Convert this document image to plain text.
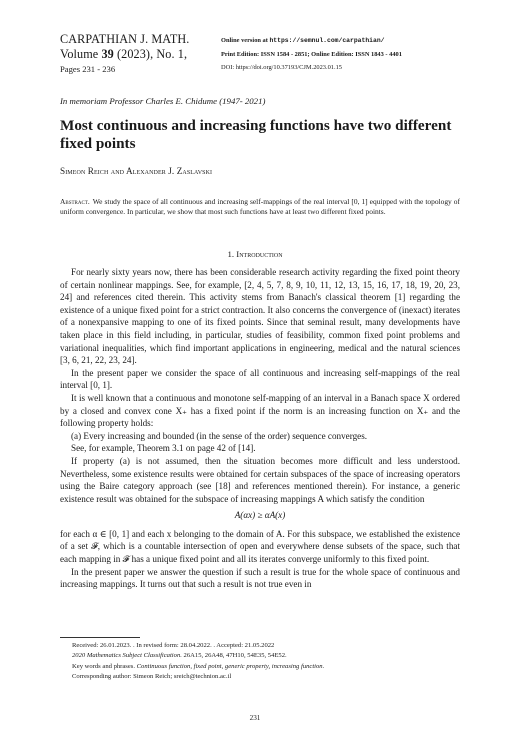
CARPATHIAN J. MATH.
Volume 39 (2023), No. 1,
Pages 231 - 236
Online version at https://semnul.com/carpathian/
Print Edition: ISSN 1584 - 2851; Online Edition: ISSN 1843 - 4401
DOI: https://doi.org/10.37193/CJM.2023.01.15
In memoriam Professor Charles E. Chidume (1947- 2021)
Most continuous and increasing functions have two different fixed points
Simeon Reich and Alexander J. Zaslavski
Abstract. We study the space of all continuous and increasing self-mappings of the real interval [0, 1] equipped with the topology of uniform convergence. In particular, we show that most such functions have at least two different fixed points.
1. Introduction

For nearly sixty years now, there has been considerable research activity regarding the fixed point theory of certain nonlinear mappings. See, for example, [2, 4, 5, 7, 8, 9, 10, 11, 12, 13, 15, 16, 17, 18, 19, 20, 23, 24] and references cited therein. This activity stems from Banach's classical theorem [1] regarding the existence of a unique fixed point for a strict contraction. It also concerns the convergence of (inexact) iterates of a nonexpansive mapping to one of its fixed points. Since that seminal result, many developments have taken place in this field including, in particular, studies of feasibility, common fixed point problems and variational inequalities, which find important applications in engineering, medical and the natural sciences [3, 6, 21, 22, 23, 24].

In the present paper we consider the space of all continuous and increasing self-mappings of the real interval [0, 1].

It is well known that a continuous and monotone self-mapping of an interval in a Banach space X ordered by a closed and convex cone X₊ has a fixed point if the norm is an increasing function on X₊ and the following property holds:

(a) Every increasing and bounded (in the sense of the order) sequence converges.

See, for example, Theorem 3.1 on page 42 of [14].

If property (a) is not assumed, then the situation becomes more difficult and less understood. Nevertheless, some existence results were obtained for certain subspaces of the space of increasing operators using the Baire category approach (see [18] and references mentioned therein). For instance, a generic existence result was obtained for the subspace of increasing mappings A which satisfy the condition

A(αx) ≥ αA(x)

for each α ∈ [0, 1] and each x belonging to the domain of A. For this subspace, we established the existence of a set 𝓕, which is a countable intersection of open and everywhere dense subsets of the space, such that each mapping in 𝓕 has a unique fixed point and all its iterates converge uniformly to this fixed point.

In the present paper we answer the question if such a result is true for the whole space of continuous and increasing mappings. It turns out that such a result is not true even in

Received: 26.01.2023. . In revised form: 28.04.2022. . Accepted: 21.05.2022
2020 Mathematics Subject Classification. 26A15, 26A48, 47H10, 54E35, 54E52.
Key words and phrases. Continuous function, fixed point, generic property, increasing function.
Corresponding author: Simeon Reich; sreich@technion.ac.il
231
...
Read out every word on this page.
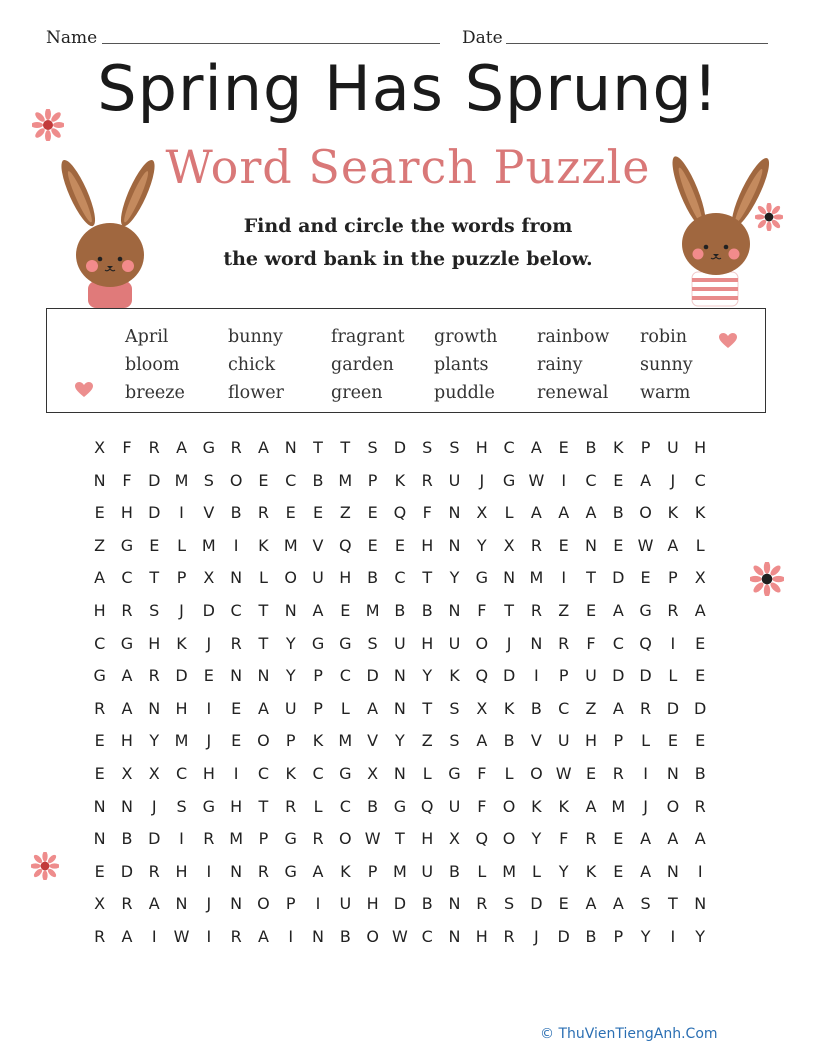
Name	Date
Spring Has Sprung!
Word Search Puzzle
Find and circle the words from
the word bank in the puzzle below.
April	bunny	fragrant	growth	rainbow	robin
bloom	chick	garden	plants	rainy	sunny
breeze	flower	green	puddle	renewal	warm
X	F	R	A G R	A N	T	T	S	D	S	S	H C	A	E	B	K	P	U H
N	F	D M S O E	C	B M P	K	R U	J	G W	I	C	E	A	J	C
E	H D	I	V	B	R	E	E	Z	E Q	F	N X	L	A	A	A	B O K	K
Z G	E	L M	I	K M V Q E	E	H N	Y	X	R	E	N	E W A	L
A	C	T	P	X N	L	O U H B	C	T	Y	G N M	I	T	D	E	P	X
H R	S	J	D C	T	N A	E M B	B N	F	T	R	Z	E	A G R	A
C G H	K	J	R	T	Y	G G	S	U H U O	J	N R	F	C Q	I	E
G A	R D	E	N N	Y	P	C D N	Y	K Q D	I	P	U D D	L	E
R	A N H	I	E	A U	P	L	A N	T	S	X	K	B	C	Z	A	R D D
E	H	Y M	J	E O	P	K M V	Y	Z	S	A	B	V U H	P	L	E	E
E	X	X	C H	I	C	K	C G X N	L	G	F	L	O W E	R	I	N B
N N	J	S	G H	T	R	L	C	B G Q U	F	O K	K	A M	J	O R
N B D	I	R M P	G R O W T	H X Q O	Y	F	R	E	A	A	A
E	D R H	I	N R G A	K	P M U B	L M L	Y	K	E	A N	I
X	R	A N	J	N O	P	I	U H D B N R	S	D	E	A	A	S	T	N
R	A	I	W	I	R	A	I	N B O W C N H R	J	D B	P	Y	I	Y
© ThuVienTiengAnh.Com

Stated goal:
In the records above, how many lines contain the word "example"? Give the number alone.

The answer:
2